## Begin

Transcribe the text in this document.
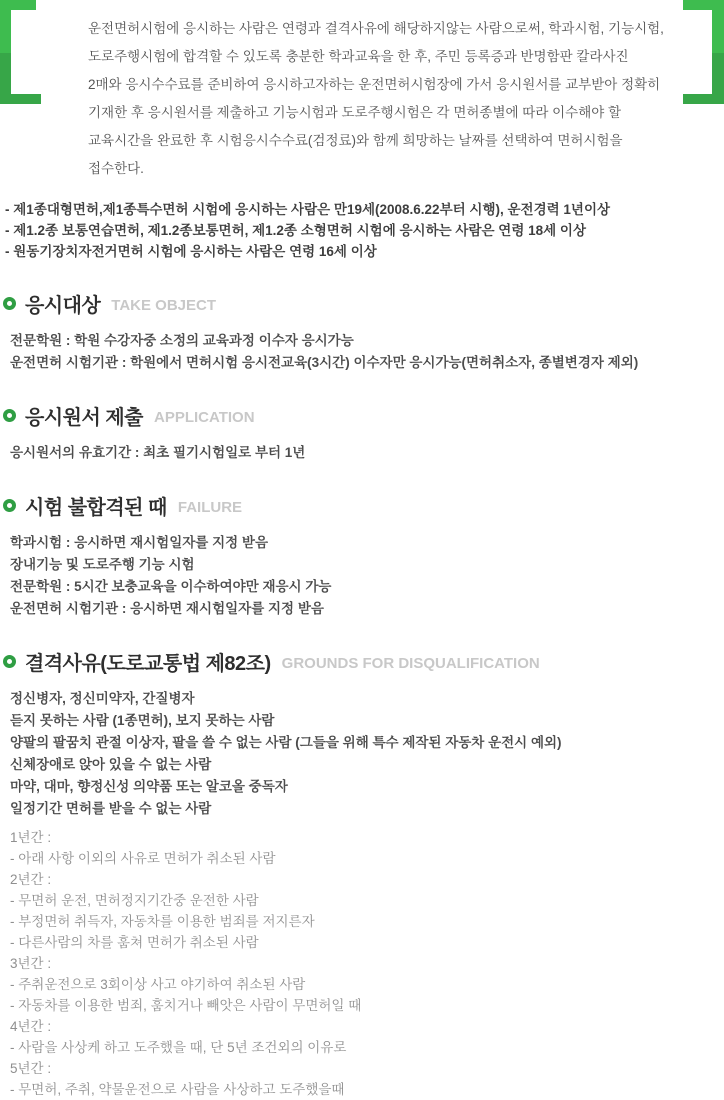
운전면허시험에 응시하는 사람은 연령과 결격사유에 해당하지않는 사람으로써, 학과시험, 기능시험, 도로주행시험에 합격할 수 있도록 충분한 학과교육을 한 후, 주민 등록증과 반명함판 칼라사진 2매와 응시수수료를 준비하여 응시하고자하는 운전면허시험장에 가서 응시원서를 교부받아 정확히 기재한 후 응시원서를 제출하고 기능시험과 도로주행시험은 각 면허종별에 따라 이수해야 할 교육시간을 완료한 후 시험응시수수료(검정료)와 함께 희망하는 날짜를 선택하여 면허시험을 접수한다.

- 제1종대형면허,제1종특수면허 시험에 응시하는 사람은 만19세(2008.6.22부터 시행), 운전경력 1년이상
- 제1.2종 보통연습면허, 제1.2종보통면허, 제1.2종 소형면허 시험에 응시하는 사람은 연령 18세 이상
- 원동기장치자전거면허 시험에 응시하는 사람은 연령 16세 이상
응시대상 TAKE OBJECT
전문학원 : 학원 수강자중 소정의 교육과정 이수자 응시가능
운전면허 시험기관 : 학원에서 면허시험 응시전교육(3시간) 이수자만 응시가능(면허취소자, 종별변경자 제외)
응시원서 제출 APPLICATION
응시원서의 유효기간 : 최초 필기시험일로 부터 1년
시험 불합격된 때 FAILURE
학과시험 : 응시하면 재시험일자를 지정 받음
장내기능 및 도로주행 기능 시험
전문학원 : 5시간 보충교육을 이수하여야만 재응시 가능
운전면허 시험기관 : 응시하면 재시험일자를 지정 받음
결격사유(도로교통법 제82조) GROUNDS FOR DISQUALIFICATION
정신병자, 정신미약자, 간질병자
듣지 못하는 사람 (1종면허), 보지 못하는 사람
양팔의 팔꿈치 관절 이상자, 팔을 쓸 수 없는 사람 (그들을 위해 특수 제작된 자동차 운전시 예외)
신체장애로 앉아 있을 수 없는 사람
마약, 대마, 향정신성 의약품 또는 알코올 중독자
일정기간 면허를 받을 수 없는 사람

1년간 :

- 아래 사항 이외의 사유로 면허가 취소된 사람

2년간 :

- 무면허 운전, 면허정지기간중 운전한 사람

- 부정면허 취득자, 자동차를 이용한 범죄를 저지른자

- 다른사람의 차를 훔쳐 면허가 취소된 사람

3년간 :

- 주취운전으로 3회이상 사고 야기하여 취소된 사람

- 자동차를 이용한 범죄, 훔치거나 빼앗은 사람이 무면허일 때

4년간 :

- 사람을 사상케 하고 도주했을 때, 단 5년 조건외의 이유로

5년간 :

- 무면허, 주취, 약물운전으로 사람을 사상하고 도주했을때
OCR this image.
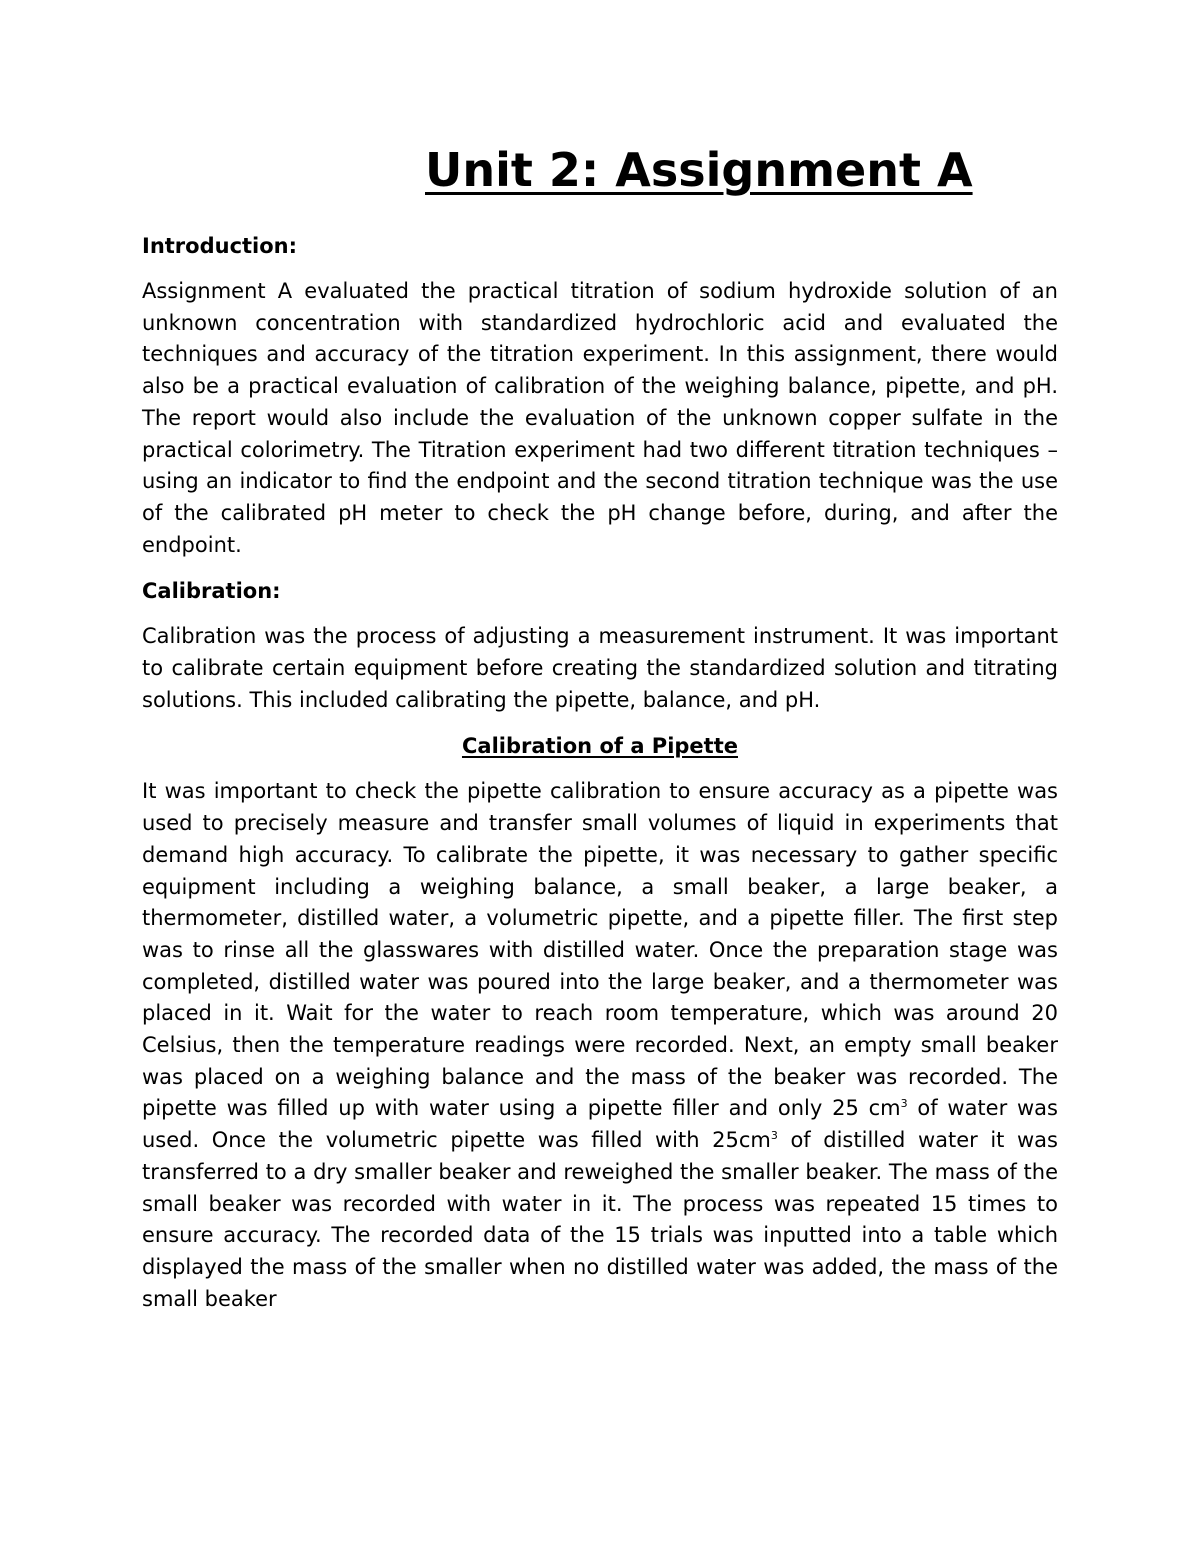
Unit 2: Assignment A
Introduction:

Assignment A evaluated the practical titration of sodium hydroxide solution of an unknown concentration with standardized hydrochloric acid and evaluated the techniques and accuracy of the titration experiment. In this assignment, there would also be a practical evaluation of calibration of the weighing balance, pipette, and pH. The report would also include the evaluation of the unknown copper sulfate in the practical colorimetry. The Titration experiment had two different titration techniques – using an indicator to find the endpoint and the second titration technique was the use of the calibrated pH meter to check the pH change before, during, and after the endpoint.

Calibration:

Calibration was the process of adjusting a measurement instrument. It was important to calibrate certain equipment before creating the standardized solution and titrating solutions. This included calibrating the pipette, balance, and pH.

Calibration of a Pipette

It was important to check the pipette calibration to ensure accuracy as a pipette was used to precisely measure and transfer small volumes of liquid in experiments that demand high accuracy. To calibrate the pipette, it was necessary to gather specific equipment including a weighing balance, a small beaker, a large beaker, a thermometer, distilled water, a volumetric pipette, and a pipette filler. The first step was to rinse all the glasswares with distilled water. Once the preparation stage was completed, distilled water was poured into the large beaker, and a thermometer was placed in it. Wait for the water to reach room temperature, which was around 20 Celsius, then the temperature readings were recorded. Next, an empty small beaker was placed on a weighing balance and the mass of the beaker was recorded. The pipette was filled up with water using a pipette filler and only 25 $cm^3$ of water was used. Once the volumetric pipette was filled with $25cm^3$ of distilled water it was transferred to a dry smaller beaker and reweighed the smaller beaker. The mass of the small beaker was recorded with water in it. The process was repeated 15 times to ensure accuracy. The recorded data of the 15 trials was inputted into a table which displayed the mass of the smaller when no distilled water was added, the mass of the small beaker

## End

» **Directions for this task**:
Among the lines of the material, find those that hold the word "재시험일자를" and copy them.

» **Written response**:
학과시험 : 응시하면 재시험일자를 지정 받음
운전면허 시험기관 : 응시하면 재시험일자를 지정 받음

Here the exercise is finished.